● **Description of the task**:
Reproduce every record below exactly as written, but leave out any pictures.

● **Input material**:
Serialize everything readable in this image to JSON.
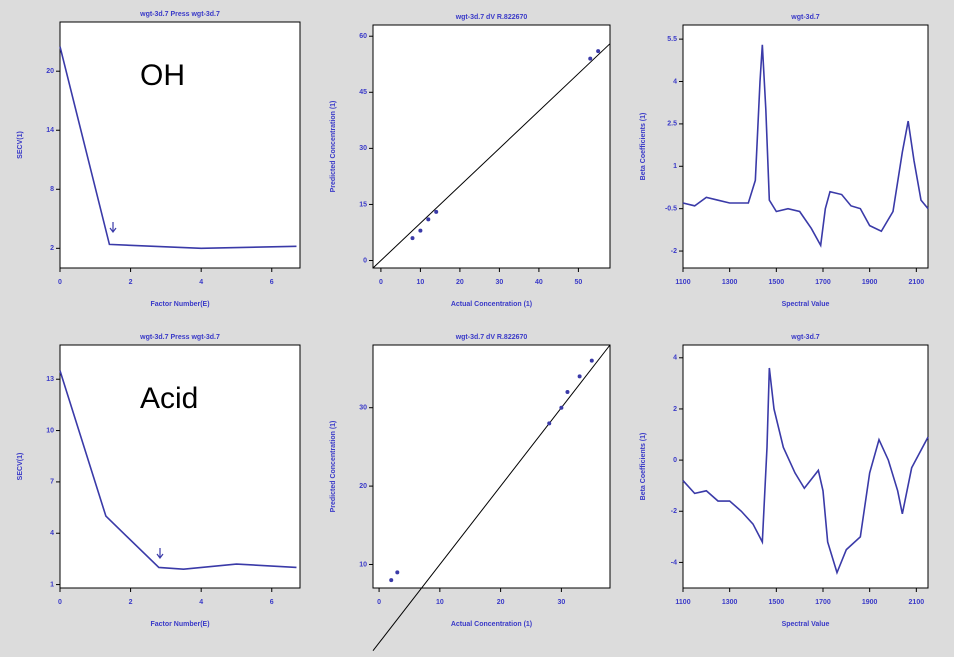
{
  "chart_data": [
    {
      "type": "line",
      "title": "wgt-3d.7 Press wgt-3d.7",
      "xlabel": "Factor Number(E)",
      "ylabel": "SECV(1)",
      "annotation": "OH",
      "color": "#3a3aa8",
      "x": [
        0,
        1.4,
        4,
        6.7
      ],
      "values": [
        22.5,
        2.4,
        2.0,
        2.2
      ],
      "xlim": [
        0,
        6.8
      ],
      "ylim": [
        0,
        25
      ],
      "xticks": [
        0,
        2,
        4,
        6
      ],
      "yticks": [
        2,
        8,
        14,
        20
      ]
    },
    {
      "type": "scatter",
      "title": "wgt-3d.7 dV R.822670",
      "xlabel": "Actual Concentration (1)",
      "ylabel": "Predicted Concentration (1)",
      "color": "#3a3aa8",
      "reference_line": true,
      "x": [
        8,
        10,
        12,
        14,
        53,
        55
      ],
      "values": [
        6,
        8,
        11,
        13,
        54,
        56
      ],
      "xlim": [
        -2,
        58
      ],
      "ylim": [
        -2,
        63
      ],
      "xticks": [
        0,
        10,
        20,
        30,
        40,
        50
      ],
      "yticks": [
        0,
        15,
        30,
        45,
        60
      ]
    },
    {
      "type": "line",
      "title": "wgt-3d.7",
      "xlabel": "Spectral Value",
      "ylabel": "Beta Coefficients (1)",
      "color": "#3a3aa8",
      "x": [
        1100,
        1150,
        1200,
        1250,
        1300,
        1380,
        1410,
        1430,
        1440,
        1455,
        1470,
        1500,
        1550,
        1600,
        1650,
        1690,
        1710,
        1730,
        1780,
        1820,
        1860,
        1900,
        1950,
        2000,
        2040,
        2065,
        2090,
        2120,
        2150
      ],
      "values": [
        -0.3,
        -0.4,
        -0.1,
        -0.2,
        -0.3,
        -0.3,
        0.5,
        4,
        5.3,
        3,
        -0.2,
        -0.6,
        -0.5,
        -0.6,
        -1.2,
        -1.8,
        -0.5,
        0.1,
        0,
        -0.4,
        -0.5,
        -1.1,
        -1.3,
        -0.6,
        1.5,
        2.6,
        1.2,
        -0.2,
        -0.5
      ],
      "xlim": [
        1100,
        2150
      ],
      "ylim": [
        -2.6,
        6
      ],
      "xticks": [
        1100,
        1300,
        1500,
        1700,
        1900,
        2100
      ],
      "yticks": [
        -2,
        -0.5,
        1,
        2.5,
        4,
        5.5
      ]
    },
    {
      "type": "line",
      "title": "wgt-3d.7 Press wgt-3d.7",
      "xlabel": "Factor Number(E)",
      "ylabel": "SECV(1)",
      "annotation": "Acid",
      "color": "#3a3aa8",
      "x": [
        0,
        1.3,
        2.8,
        3.5,
        5,
        6.7
      ],
      "values": [
        13.5,
        5,
        2.0,
        1.9,
        2.2,
        2.0
      ],
      "xlim": [
        0,
        6.8
      ],
      "ylim": [
        0.8,
        15
      ],
      "xticks": [
        0,
        2,
        4,
        6
      ],
      "yticks": [
        1,
        4,
        7,
        10,
        13
      ]
    },
    {
      "type": "scatter",
      "title": "wgt-3d.7 dV R.822670",
      "xlabel": "Actual Concentration (1)",
      "ylabel": "Predicted Concentration (1)",
      "color": "#3a3aa8",
      "reference_line": true,
      "x": [
        2,
        3,
        28,
        30,
        31,
        33,
        35
      ],
      "values": [
        8,
        9,
        28,
        30,
        32,
        34,
        36
      ],
      "xlim": [
        -1,
        38
      ],
      "ylim": [
        7,
        38
      ],
      "xticks": [
        0,
        10,
        20,
        30
      ],
      "yticks": [
        10,
        20,
        30
      ]
    },
    {
      "type": "line",
      "title": "wgt-3d.7",
      "xlabel": "Spectral Value",
      "ylabel": "Beta Coefficients (1)",
      "color": "#3a3aa8",
      "x": [
        1100,
        1150,
        1200,
        1250,
        1300,
        1350,
        1400,
        1440,
        1460,
        1470,
        1490,
        1530,
        1580,
        1620,
        1680,
        1700,
        1720,
        1760,
        1800,
        1860,
        1900,
        1940,
        1980,
        2020,
        2040,
        2080,
        2150
      ],
      "values": [
        -0.8,
        -1.3,
        -1.2,
        -1.6,
        -1.6,
        -2.0,
        -2.5,
        -3.2,
        0.5,
        3.6,
        2.0,
        0.5,
        -0.5,
        -1.1,
        -0.4,
        -1.2,
        -3.2,
        -4.4,
        -3.5,
        -3.0,
        -0.5,
        0.8,
        0,
        -1.2,
        -2.1,
        -0.3,
        0.9
      ],
      "xlim": [
        1100,
        2150
      ],
      "ylim": [
        -5,
        4.5
      ],
      "xticks": [
        1100,
        1300,
        1500,
        1700,
        1900,
        2100
      ],
      "yticks": [
        -4,
        -2,
        0,
        2,
        4
      ]
    }
  ]
}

● **Full response**:
Serialize everything readable in this image to JSON.
{
  "chart_data": [
    {
      "type": "line",
      "title": "wgt-3d.7 Press wgt-3d.7",
      "xlabel": "Factor Number(E)",
      "ylabel": "SECV(1)",
      "annotation": "OH",
      "color": "#3a3aa8",
      "x": [
        0,
        1.4,
        4,
        6.7
      ],
      "values": [
        22.5,
        2.4,
        2.0,
        2.2
      ],
      "xlim": [
        0,
        6.8
      ],
      "ylim": [
        0,
        25
      ],
      "xticks": [
        0,
        2,
        4,
        6
      ],
      "yticks": [
        2,
        8,
        14,
        20
      ]
    },
    {
      "type": "scatter",
      "title": "wgt-3d.7 dV R.822670",
      "xlabel": "Actual Concentration (1)",
      "ylabel": "Predicted Concentration (1)",
      "color": "#3a3aa8",
      "reference_line": true,
      "x": [
        8,
        10,
        12,
        14,
        53,
        55
      ],
      "values": [
        6,
        8,
        11,
        13,
        54,
        56
      ],
      "xlim": [
        -2,
        58
      ],
      "ylim": [
        -2,
        63
      ],
      "xticks": [
        0,
        10,
        20,
        30,
        40,
        50
      ],
      "yticks": [
        0,
        15,
        30,
        45,
        60
      ]
    },
    {
      "type": "line",
      "title": "wgt-3d.7",
      "xlabel": "Spectral Value",
      "ylabel": "Beta Coefficients (1)",
      "color": "#3a3aa8",
      "x": [
        1100,
        1150,
        1200,
        1250,
        1300,
        1380,
        1410,
        1430,
        1440,
        1455,
        1470,
        1500,
        1550,
        1600,
        1650,
        1690,
        1710,
        1730,
        1780,
        1820,
        1860,
        1900,
        1950,
        2000,
        2040,
        2065,
        2090,
        2120,
        2150
      ],
      "values": [
        -0.3,
        -0.4,
        -0.1,
        -0.2,
        -0.3,
        -0.3,
        0.5,
        4,
        5.3,
        3,
        -0.2,
        -0.6,
        -0.5,
        -0.6,
        -1.2,
        -1.8,
        -0.5,
        0.1,
        0,
        -0.4,
        -0.5,
        -1.1,
        -1.3,
        -0.6,
        1.5,
        2.6,
        1.2,
        -0.2,
        -0.5
      ],
      "xlim": [
        1100,
        2150
      ],
      "ylim": [
        -2.6,
        6
      ],
      "xticks": [
        1100,
        1300,
        1500,
        1700,
        1900,
        2100
      ],
      "yticks": [
        -2,
        -0.5,
        1,
        2.5,
        4,
        5.5
      ]
    },
    {
      "type": "line",
      "title": "wgt-3d.7 Press wgt-3d.7",
      "xlabel": "Factor Number(E)",
      "ylabel": "SECV(1)",
      "annotation": "Acid",
      "color": "#3a3aa8",
      "x": [
        0,
        1.3,
        2.8,
        3.5,
        5,
        6.7
      ],
      "values": [
        13.5,
        5,
        2.0,
        1.9,
        2.2,
        2.0
      ],
      "xlim": [
        0,
        6.8
      ],
      "ylim": [
        0.8,
        15
      ],
      "xticks": [
        0,
        2,
        4,
        6
      ],
      "yticks": [
        1,
        4,
        7,
        10,
        13
      ]
    },
    {
      "type": "scatter",
      "title": "wgt-3d.7 dV R.822670",
      "xlabel": "Actual Concentration (1)",
      "ylabel": "Predicted Concentration (1)",
      "color": "#3a3aa8",
      "reference_line": true,
      "x": [
        2,
        3,
        28,
        30,
        31,
        33,
        35
      ],
      "values": [
        8,
        9,
        28,
        30,
        32,
        34,
        36
      ],
      "xlim": [
        -1,
        38
      ],
      "ylim": [
        7,
        38
      ],
      "xticks": [
        0,
        10,
        20,
        30
      ],
      "yticks": [
        10,
        20,
        30
      ]
    },
    {
      "type": "line",
      "title": "wgt-3d.7",
      "xlabel": "Spectral Value",
      "ylabel": "Beta Coefficients (1)",
      "color": "#3a3aa8",
      "x": [
        1100,
        1150,
        1200,
        1250,
        1300,
        1350,
        1400,
        1440,
        1460,
        1470,
        1490,
        1530,
        1580,
        1620,
        1680,
        1700,
        1720,
        1760,
        1800,
        1860,
        1900,
        1940,
        1980,
        2020,
        2040,
        2080,
        2150
      ],
      "values": [
        -0.8,
        -1.3,
        -1.2,
        -1.6,
        -1.6,
        -2.0,
        -2.5,
        -3.2,
        0.5,
        3.6,
        2.0,
        0.5,
        -0.5,
        -1.1,
        -0.4,
        -1.2,
        -3.2,
        -4.4,
        -3.5,
        -3.0,
        -0.5,
        0.8,
        0,
        -1.2,
        -2.1,
        -0.3,
        0.9
      ],
      "xlim": [
        1100,
        2150
      ],
      "ylim": [
        -5,
        4.5
      ],
      "xticks": [
        1100,
        1300,
        1500,
        1700,
        1900,
        2100
      ],
      "yticks": [
        -4,
        -2,
        0,
        2,
        4
      ]
    }
  ]
}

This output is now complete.